## Goal
For the material that follows, list every line containing the word "σχετικά".

-- BEGIN Data entries --

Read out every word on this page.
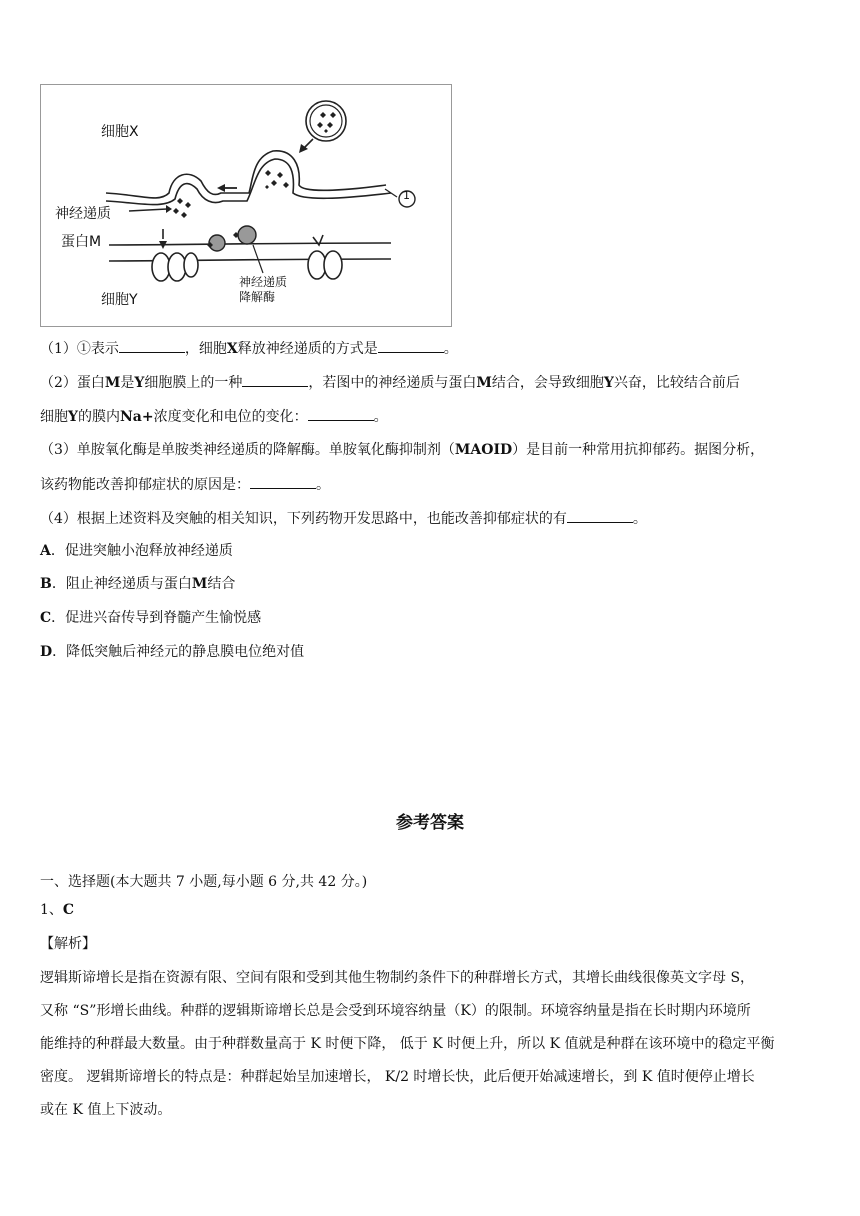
细胞X
神经递质
蛋白M
细胞Y
神经递质
降解酶
1
（1）①表示	，细胞X释放神经递质的方式是	。
（2）蛋白M是Y细胞膜上的一种	，若图中的神经递质与蛋白M结合，会导致细胞Y兴奋，比较结合前后
细胞Y的膜内Na+浓度变化和电位的变化：	。
（3）单胺氧化酶是单胺类神经递质的降解酶。单胺氧化酶抑制剂（MAOID）是目前一种常用抗抑郁药。据图分析，
该药物能改善抑郁症状的原因是：	。
（4）根据上述资料及突触的相关知识，下列药物开发思路中，也能改善抑郁症状的有	。
A．促进突触小泡释放神经递质
B．阻止神经递质与蛋白M结合
C．促进兴奋传导到脊髓产生愉悦感
D．降低突触后神经元的静息膜电位绝对值
参考答案
一、选择题(本大题共 7 小题,每小题 6 分,共 42 分。)
1、C
【解析】
逻辑斯谛增长是指在资源有限、空间有限和受到其他生物制约条件下的种群增长方式，其增长曲线很像英文字母 S，
又称 “S”形增长曲线。种群的逻辑斯谛增长总是会受到环境容纳量（K）的限制。环境容纳量是指在长时期内环境所
能维持的种群最大数量。由于种群数量高于 K 时便下降， 低于 K 时便上升，所以 K 值就是种群在该环境中的稳定平衡
密度。 逻辑斯谛增长的特点是：种群起始呈加速增长， K/2 时增长快，此后便开始减速增长，到 K 值时便停止增长
或在 K 值上下波动。
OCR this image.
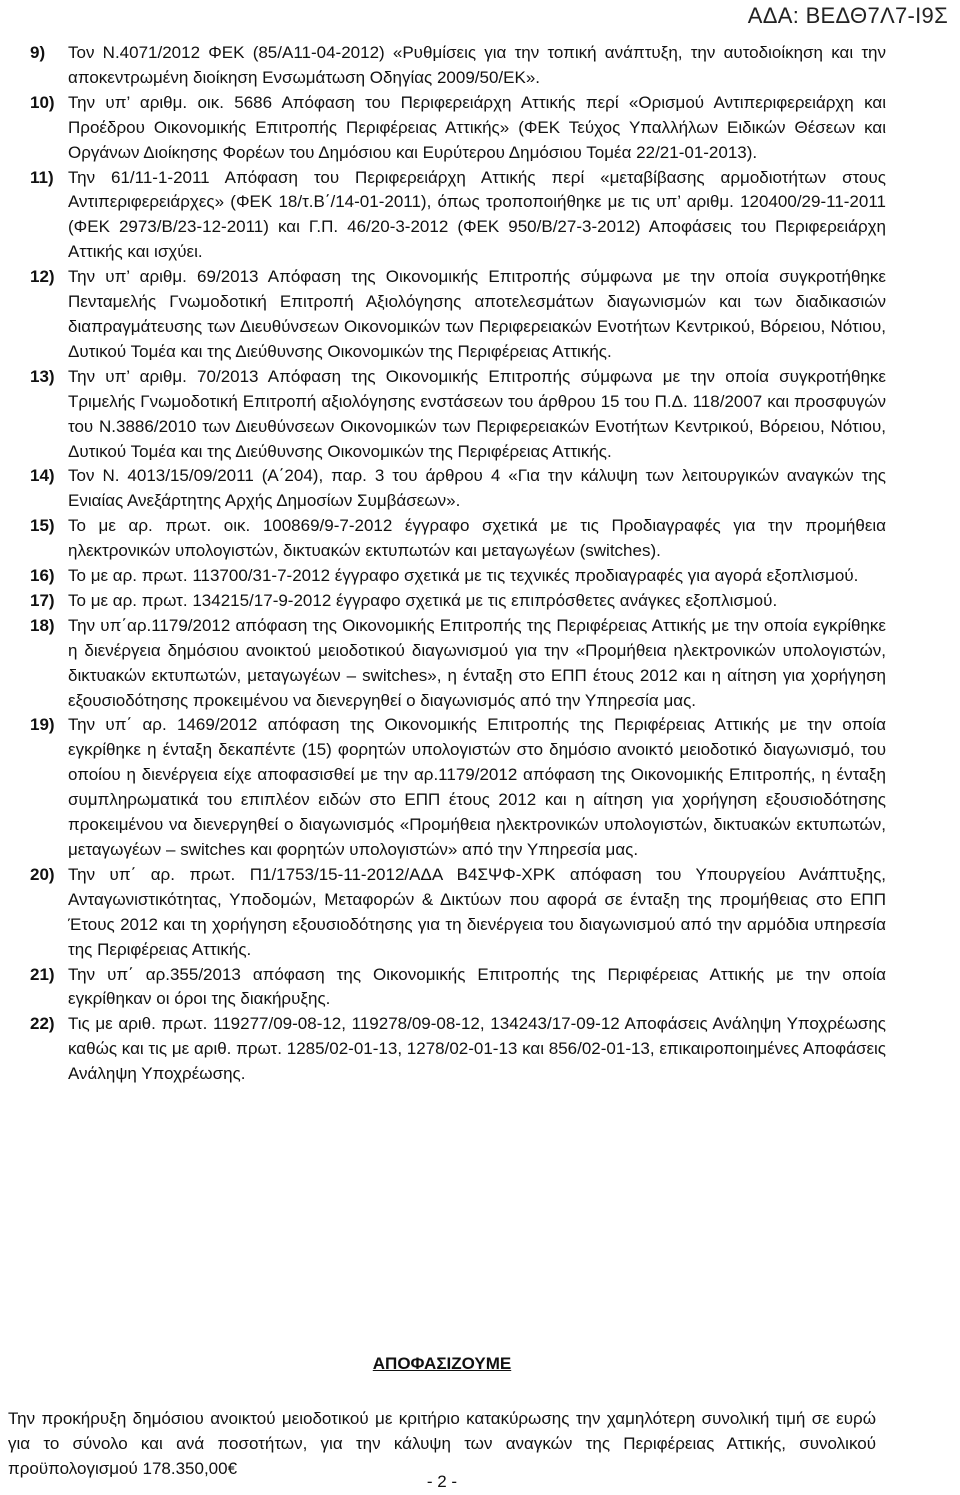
ΑΔΑ: ΒΕΔΘ7Λ7-Ι9Σ
9) Τον Ν.4071/2012 ΦΕΚ (85/Α11-04-2012) «Ρυθμίσεις για την τοπική ανάπτυξη, την αυτοδιοίκηση και την αποκεντρωμένη διοίκηση Ενσωμάτωση Οδηγίας 2009/50/ΕΚ».
10) Την υπ’ αριθμ. οικ. 5686 Απόφαση του Περιφερειάρχη Αττικής περί «Ορισμού Αντιπεριφερειάρχη και Προέδρου Οικονομικής Επιτροπής Περιφέρειας Αττικής» (ΦΕΚ Τεύχος Υπαλλήλων Ειδικών Θέσεων και Οργάνων Διοίκησης Φορέων του Δημόσιου και Ευρύτερου Δημόσιου Τομέα 22/21-01-2013).
11) Την 61/11-1-2011 Απόφαση του Περιφερειάρχη Αττικής περί «μεταβίβασης αρμοδιοτήτων στους Αντιπεριφερειάρχες» (ΦΕΚ 18/τ.Β΄/14-01-2011), όπως τροποποιήθηκε με τις υπ’ αριθμ. 120400/29-11-2011 (ΦΕΚ 2973/Β/23-12-2011) και Γ.Π. 46/20-3-2012 (ΦΕΚ 950/Β/27-3-2012) Αποφάσεις του Περιφερειάρχη Αττικής και ισχύει.
12) Την υπ’ αριθμ. 69/2013 Απόφαση της Οικονομικής Επιτροπής σύμφωνα με την οποία συγκροτήθηκε Πενταμελής Γνωμοδοτική Επιτροπή Αξιολόγησης αποτελεσμάτων διαγωνισμών και των διαδικασιών διαπραγμάτευσης των Διευθύνσεων Οικονομικών των Περιφερειακών Ενοτήτων Κεντρικού, Βόρειου, Νότιου, Δυτικού Τομέα και της Διεύθυνσης Οικονομικών της Περιφέρειας Αττικής.
13) Την υπ’ αριθμ. 70/2013 Απόφαση της Οικονομικής Επιτροπής σύμφωνα με την οποία συγκροτήθηκε Τριμελής Γνωμοδοτική Επιτροπή αξιολόγησης ενστάσεων του άρθρου 15 του Π.Δ. 118/2007 και προσφυγών του Ν.3886/2010 των Διευθύνσεων Οικονομικών των Περιφερειακών Ενοτήτων Κεντρικού, Βόρειου, Νότιου, Δυτικού Τομέα και της Διεύθυνσης Οικονομικών της Περιφέρειας Αττικής.
14) Τον Ν. 4013/15/09/2011 (Α΄204), παρ. 3 του άρθρου 4 «Για την κάλυψη των λειτουργικών αναγκών της Ενιαίας Ανεξάρτητης Αρχής Δημοσίων Συμβάσεων».
15) Το με αρ. πρωτ. οικ. 100869/9-7-2012 έγγραφο σχετικά με τις Προδιαγραφές για την προμήθεια ηλεκτρονικών υπολογιστών, δικτυακών εκτυπωτών και μεταγωγέων (switches).
16) Το με αρ. πρωτ. 113700/31-7-2012 έγγραφο σχετικά με τις τεχνικές προδιαγραφές για αγορά εξοπλισμού.
17) Το με αρ. πρωτ. 134215/17-9-2012 έγγραφο σχετικά με τις επιπρόσθετες ανάγκες εξοπλισμού.
18) Την υπ΄αρ.1179/2012 απόφαση της Οικονομικής Επιτροπής της Περιφέρειας Αττικής με την οποία εγκρίθηκε η διενέργεια δημόσιου ανοικτού μειοδοτικού διαγωνισμού για την «Προμήθεια ηλεκτρονικών υπολογιστών, δικτυακών εκτυπωτών, μεταγωγέων – switches», η ένταξη στο ΕΠΠ έτους 2012 και η αίτηση για χορήγηση εξουσιοδότησης προκειμένου να διενεργηθεί ο διαγωνισμός από την Υπηρεσία μας.
19) Την υπ΄ αρ. 1469/2012 απόφαση της Οικονομικής Επιτροπής της Περιφέρειας Αττικής με την οποία εγκρίθηκε η ένταξη δεκαπέντε (15) φορητών υπολογιστών στο δημόσιο ανοικτό μειοδοτικό διαγωνισμό, του οποίου η διενέργεια είχε αποφασισθεί με την αρ.1179/2012 απόφαση της Οικονομικής Επιτροπής, η ένταξη συμπληρωματικά του επιπλέον ειδών στο ΕΠΠ έτους 2012 και η αίτηση για χορήγηση εξουσιοδότησης προκειμένου να διενεργηθεί ο διαγωνισμός «Προμήθεια ηλεκτρονικών υπολογιστών, δικτυακών εκτυπωτών, μεταγωγέων – switches και φορητών υπολογιστών» από την Υπηρεσία μας.
20) Την υπ΄ αρ. πρωτ. Π1/1753/15-11-2012/ΑΔΑ Β4ΣΨΦ-ΧΡΚ απόφαση του Υπουργείου Ανάπτυξης, Ανταγωνιστικότητας, Υποδομών, Μεταφορών & Δικτύων που αφορά σε ένταξη της προμήθειας στο ΕΠΠ Έτους 2012 και τη χορήγηση εξουσιοδότησης για τη διενέργεια του διαγωνισμού από την αρμόδια υπηρεσία της Περιφέρειας Αττικής.
21) Την υπ΄ αρ.355/2013 απόφαση της Οικονομικής Επιτροπής της Περιφέρειας Αττικής με την οποία εγκρίθηκαν οι όροι της διακήρυξης.
22) Τις με αριθ. πρωτ. 119277/09-08-12, 119278/09-08-12, 134243/17-09-12 Αποφάσεις Ανάληψη Υποχρέωσης καθώς και τις με αριθ. πρωτ. 1285/02-01-13, 1278/02-01-13 και 856/02-01-13, επικαιροποιημένες Αποφάσεις Ανάληψη Υποχρέωσης.
ΑΠΟΦΑΣΙΖΟΥΜΕ
Την προκήρυξη δημόσιου ανοικτού μειοδοτικού με κριτήριο κατακύρωσης την χαμηλότερη συνολική τιμή σε ευρώ για το σύνολο και ανά ποσοτήτων, για την κάλυψη των αναγκών της Περιφέρειας Αττικής, συνολικού προϋπολογισμού 178.350,00€
- 2 -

-- END Data entries --

## Exercise solution
15) Το με αρ. πρωτ. οικ. 100869/9-7-2012 έγγραφο σχετικά με τις Προδιαγραφές για την προμήθεια ηλεκτρονικών υπολογιστών, δικτυακών εκτυπωτών και μεταγωγέων (switches).
16) Το με αρ. πρωτ. 113700/31-7-2012 έγγραφο σχετικά με τις τεχνικές προδιαγραφές για αγορά εξοπλισμού.
17) Το με αρ. πρωτ. 134215/17-9-2012 έγγραφο σχετικά με τις επιπρόσθετες ανάγκες εξοπλισμού.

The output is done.